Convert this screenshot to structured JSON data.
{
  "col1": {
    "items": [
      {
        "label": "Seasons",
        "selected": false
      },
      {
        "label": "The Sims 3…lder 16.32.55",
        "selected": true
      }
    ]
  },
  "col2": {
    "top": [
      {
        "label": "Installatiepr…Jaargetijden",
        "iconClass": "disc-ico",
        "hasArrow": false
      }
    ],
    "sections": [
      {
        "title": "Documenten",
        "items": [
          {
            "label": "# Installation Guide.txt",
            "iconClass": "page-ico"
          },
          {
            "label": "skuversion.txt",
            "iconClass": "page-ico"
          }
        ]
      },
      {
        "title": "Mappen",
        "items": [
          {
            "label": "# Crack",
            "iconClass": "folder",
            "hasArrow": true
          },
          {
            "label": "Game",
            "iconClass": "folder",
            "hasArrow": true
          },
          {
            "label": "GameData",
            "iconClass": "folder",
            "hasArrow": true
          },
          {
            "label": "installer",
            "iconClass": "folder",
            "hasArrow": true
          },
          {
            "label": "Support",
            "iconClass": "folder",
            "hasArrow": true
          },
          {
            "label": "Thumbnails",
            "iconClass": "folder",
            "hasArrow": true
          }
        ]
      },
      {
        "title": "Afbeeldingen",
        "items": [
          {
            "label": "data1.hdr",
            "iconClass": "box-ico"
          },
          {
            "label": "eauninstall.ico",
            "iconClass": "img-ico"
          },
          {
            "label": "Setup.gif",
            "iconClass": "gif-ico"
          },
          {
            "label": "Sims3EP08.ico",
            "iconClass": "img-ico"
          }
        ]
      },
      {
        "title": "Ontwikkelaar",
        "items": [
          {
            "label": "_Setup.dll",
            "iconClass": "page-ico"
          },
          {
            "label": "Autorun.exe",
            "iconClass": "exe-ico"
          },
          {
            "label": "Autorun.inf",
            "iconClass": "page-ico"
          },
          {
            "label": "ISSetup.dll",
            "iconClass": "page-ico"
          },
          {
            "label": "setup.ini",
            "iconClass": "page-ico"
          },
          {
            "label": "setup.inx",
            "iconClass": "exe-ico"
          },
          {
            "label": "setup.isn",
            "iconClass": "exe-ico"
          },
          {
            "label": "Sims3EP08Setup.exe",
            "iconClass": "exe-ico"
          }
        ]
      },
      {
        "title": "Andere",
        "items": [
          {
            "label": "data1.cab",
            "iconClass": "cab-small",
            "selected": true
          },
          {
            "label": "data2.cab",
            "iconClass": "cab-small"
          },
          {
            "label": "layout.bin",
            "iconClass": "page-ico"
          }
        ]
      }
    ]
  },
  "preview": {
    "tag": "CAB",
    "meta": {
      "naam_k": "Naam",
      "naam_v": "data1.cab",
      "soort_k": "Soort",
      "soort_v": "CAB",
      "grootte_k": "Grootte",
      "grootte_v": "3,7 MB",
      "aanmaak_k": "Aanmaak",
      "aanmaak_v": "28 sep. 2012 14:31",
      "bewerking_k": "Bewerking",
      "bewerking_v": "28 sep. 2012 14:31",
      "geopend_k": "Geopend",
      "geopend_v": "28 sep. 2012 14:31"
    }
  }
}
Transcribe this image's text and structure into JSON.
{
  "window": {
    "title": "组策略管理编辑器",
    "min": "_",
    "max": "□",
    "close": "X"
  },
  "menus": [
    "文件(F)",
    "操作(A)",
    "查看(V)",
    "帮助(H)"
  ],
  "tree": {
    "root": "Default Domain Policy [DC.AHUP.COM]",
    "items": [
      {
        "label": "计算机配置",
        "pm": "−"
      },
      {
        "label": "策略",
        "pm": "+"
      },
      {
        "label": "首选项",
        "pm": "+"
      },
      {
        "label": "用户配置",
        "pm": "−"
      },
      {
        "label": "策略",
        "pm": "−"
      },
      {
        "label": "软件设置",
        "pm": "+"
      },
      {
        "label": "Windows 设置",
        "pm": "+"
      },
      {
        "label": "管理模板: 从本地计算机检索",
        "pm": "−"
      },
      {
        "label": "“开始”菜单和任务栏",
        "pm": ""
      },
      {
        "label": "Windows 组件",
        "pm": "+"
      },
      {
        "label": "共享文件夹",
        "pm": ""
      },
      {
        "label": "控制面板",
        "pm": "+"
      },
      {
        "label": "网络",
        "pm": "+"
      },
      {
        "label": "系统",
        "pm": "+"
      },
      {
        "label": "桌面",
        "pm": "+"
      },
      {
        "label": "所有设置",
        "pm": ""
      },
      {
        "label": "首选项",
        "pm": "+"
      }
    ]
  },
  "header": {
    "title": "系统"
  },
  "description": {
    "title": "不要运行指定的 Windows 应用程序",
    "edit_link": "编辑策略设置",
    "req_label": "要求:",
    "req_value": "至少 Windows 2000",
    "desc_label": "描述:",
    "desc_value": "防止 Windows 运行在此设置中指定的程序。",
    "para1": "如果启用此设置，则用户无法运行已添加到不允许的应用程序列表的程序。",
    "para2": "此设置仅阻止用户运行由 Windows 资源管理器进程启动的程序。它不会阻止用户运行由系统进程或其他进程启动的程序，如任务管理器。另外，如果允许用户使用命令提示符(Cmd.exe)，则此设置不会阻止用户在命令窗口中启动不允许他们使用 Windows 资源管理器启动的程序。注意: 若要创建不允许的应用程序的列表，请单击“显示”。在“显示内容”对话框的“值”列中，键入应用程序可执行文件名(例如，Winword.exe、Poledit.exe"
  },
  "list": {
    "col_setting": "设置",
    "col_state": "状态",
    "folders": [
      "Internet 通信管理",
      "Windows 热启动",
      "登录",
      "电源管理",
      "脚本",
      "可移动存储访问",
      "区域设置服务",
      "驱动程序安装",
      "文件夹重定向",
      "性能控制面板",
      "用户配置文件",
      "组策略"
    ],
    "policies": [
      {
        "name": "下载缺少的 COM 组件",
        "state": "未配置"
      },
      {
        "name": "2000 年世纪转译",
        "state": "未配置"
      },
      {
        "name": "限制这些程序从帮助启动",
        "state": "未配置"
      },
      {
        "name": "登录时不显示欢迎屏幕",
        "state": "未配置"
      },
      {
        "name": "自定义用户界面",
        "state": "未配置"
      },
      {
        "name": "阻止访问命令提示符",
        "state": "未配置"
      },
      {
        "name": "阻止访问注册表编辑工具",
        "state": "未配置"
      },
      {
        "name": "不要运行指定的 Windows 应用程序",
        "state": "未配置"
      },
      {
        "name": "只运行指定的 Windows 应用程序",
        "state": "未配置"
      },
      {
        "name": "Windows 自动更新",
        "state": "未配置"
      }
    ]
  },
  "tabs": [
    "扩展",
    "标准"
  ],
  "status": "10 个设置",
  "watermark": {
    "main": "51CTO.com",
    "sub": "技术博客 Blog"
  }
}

_ _ _ _

Task details:
Without omitting anything, output the entries exactly.

Result of the exercise:
Convert this screenshot to structured JSON data.
{
  "col1": {
    "items": [
      {
        "label": "Seasons",
        "selected": false
      },
      {
        "label": "The Sims 3…lder 16.32.55",
        "selected": true
      }
    ]
  },
  "col2": {
    "top": [
      {
        "label": "Installatiepr…Jaargetijden",
        "iconClass": "disc-ico",
        "hasArrow": false
      }
    ],
    "sections": [
      {
        "title": "Documenten",
        "items": [
          {
            "label": "# Installation Guide.txt",
            "iconClass": "page-ico"
          },
          {
            "label": "skuversion.txt",
            "iconClass": "page-ico"
          }
        ]
      },
      {
        "title": "Mappen",
        "items": [
          {
            "label": "# Crack",
            "iconClass": "folder",
            "hasArrow": true
          },
          {
            "label": "Game",
            "iconClass": "folder",
            "hasArrow": true
          },
          {
            "label": "GameData",
            "iconClass": "folder",
            "hasArrow": true
          },
          {
            "label": "installer",
            "iconClass": "folder",
            "hasArrow": true
          },
          {
            "label": "Support",
            "iconClass": "folder",
            "hasArrow": true
          },
          {
            "label": "Thumbnails",
            "iconClass": "folder",
            "hasArrow": true
          }
        ]
      },
      {
        "title": "Afbeeldingen",
        "items": [
          {
            "label": "data1.hdr",
            "iconClass": "box-ico"
          },
          {
            "label": "eauninstall.ico",
            "iconClass": "img-ico"
          },
          {
            "label": "Setup.gif",
            "iconClass": "gif-ico"
          },
          {
            "label": "Sims3EP08.ico",
            "iconClass": "img-ico"
          }
        ]
      },
      {
        "title": "Ontwikkelaar",
        "items": [
          {
            "label": "_Setup.dll",
            "iconClass": "page-ico"
          },
          {
            "label": "Autorun.exe",
            "iconClass": "exe-ico"
          },
          {
            "label": "Autorun.inf",
            "iconClass": "page-ico"
          },
          {
            "label": "ISSetup.dll",
            "iconClass": "page-ico"
          },
          {
            "label": "setup.ini",
            "iconClass": "page-ico"
          },
          {
            "label": "setup.inx",
            "iconClass": "exe-ico"
          },
          {
            "label": "setup.isn",
            "iconClass": "exe-ico"
          },
          {
            "label": "Sims3EP08Setup.exe",
            "iconClass": "exe-ico"
          }
        ]
      },
      {
        "title": "Andere",
        "items": [
          {
            "label": "data1.cab",
            "iconClass": "cab-small",
            "selected": true
          },
          {
            "label": "data2.cab",
            "iconClass": "cab-small"
          },
          {
            "label": "layout.bin",
            "iconClass": "page-ico"
          }
        ]
      }
    ]
  },
  "preview": {
    "tag": "CAB",
    "meta": {
      "naam_k": "Naam",
      "naam_v": "data1.cab",
      "soort_k": "Soort",
      "soort_v": "CAB",
      "grootte_k": "Grootte",
      "grootte_v": "3,7 MB",
      "aanmaak_k": "Aanmaak",
      "aanmaak_v": "28 sep. 2012 14:31",
      "bewerking_k": "Bewerking",
      "bewerking_v": "28 sep. 2012 14:31",
      "geopend_k": "Geopend",
      "geopend_v": "28 sep. 2012 14:31"
    }
  }
}
Transcribe this image's text and structure into JSON.
{
  "window": {
    "title": "组策略管理编辑器",
    "min": "_",
    "max": "□",
    "close": "X"
  },
  "menus": [
    "文件(F)",
    "操作(A)",
    "查看(V)",
    "帮助(H)"
  ],
  "tree": {
    "root": "Default Domain Policy [DC.AHUP.COM]",
    "items": [
      {
        "label": "计算机配置",
        "pm": "−"
      },
      {
        "label": "策略",
        "pm": "+"
      },
      {
        "label": "首选项",
        "pm": "+"
      },
      {
        "label": "用户配置",
        "pm": "−"
      },
      {
        "label": "策略",
        "pm": "−"
      },
      {
        "label": "软件设置",
        "pm": "+"
      },
      {
        "label": "Windows 设置",
        "pm": "+"
      },
      {
        "label": "管理模板: 从本地计算机检索",
        "pm": "−"
      },
      {
        "label": "“开始”菜单和任务栏",
        "pm": ""
      },
      {
        "label": "Windows 组件",
        "pm": "+"
      },
      {
        "label": "共享文件夹",
        "pm": ""
      },
      {
        "label": "控制面板",
        "pm": "+"
      },
      {
        "label": "网络",
        "pm": "+"
      },
      {
        "label": "系统",
        "pm": "+"
      },
      {
        "label": "桌面",
        "pm": "+"
      },
      {
        "label": "所有设置",
        "pm": ""
      },
      {
        "label": "首选项",
        "pm": "+"
      }
    ]
  },
  "header": {
    "title": "系统"
  },
  "description": {
    "title": "不要运行指定的 Windows 应用程序",
    "edit_link": "编辑策略设置",
    "req_label": "要求:",
    "req_value": "至少 Windows 2000",
    "desc_label": "描述:",
    "desc_value": "防止 Windows 运行在此设置中指定的程序。",
    "para1": "如果启用此设置，则用户无法运行已添加到不允许的应用程序列表的程序。",
    "para2": "此设置仅阻止用户运行由 Windows 资源管理器进程启动的程序。它不会阻止用户运行由系统进程或其他进程启动的程序，如任务管理器。另外，如果允许用户使用命令提示符(Cmd.exe)，则此设置不会阻止用户在命令窗口中启动不允许他们使用 Windows 资源管理器启动的程序。注意: 若要创建不允许的应用程序的列表，请单击“显示”。在“显示内容”对话框的“值”列中，键入应用程序可执行文件名(例如，Winword.exe、Poledit.exe"
  },
  "list": {
    "col_setting": "设置",
    "col_state": "状态",
    "folders": [
      "Internet 通信管理",
      "Windows 热启动",
      "登录",
      "电源管理",
      "脚本",
      "可移动存储访问",
      "区域设置服务",
      "驱动程序安装",
      "文件夹重定向",
      "性能控制面板",
      "用户配置文件",
      "组策略"
    ],
    "policies": [
      {
        "name": "下载缺少的 COM 组件",
        "state": "未配置"
      },
      {
        "name": "2000 年世纪转译",
        "state": "未配置"
      },
      {
        "name": "限制这些程序从帮助启动",
        "state": "未配置"
      },
      {
        "name": "登录时不显示欢迎屏幕",
        "state": "未配置"
      },
      {
        "name": "自定义用户界面",
        "state": "未配置"
      },
      {
        "name": "阻止访问命令提示符",
        "state": "未配置"
      },
      {
        "name": "阻止访问注册表编辑工具",
        "state": "未配置"
      },
      {
        "name": "不要运行指定的 Windows 应用程序",
        "state": "未配置"
      },
      {
        "name": "只运行指定的 Windows 应用程序",
        "state": "未配置"
      },
      {
        "name": "Windows 自动更新",
        "state": "未配置"
      }
    ]
  },
  "tabs": [
    "扩展",
    "标准"
  ],
  "status": "10 个设置",
  "watermark": {
    "main": "51CTO.com",
    "sub": "技术博客 Blog"
  }
}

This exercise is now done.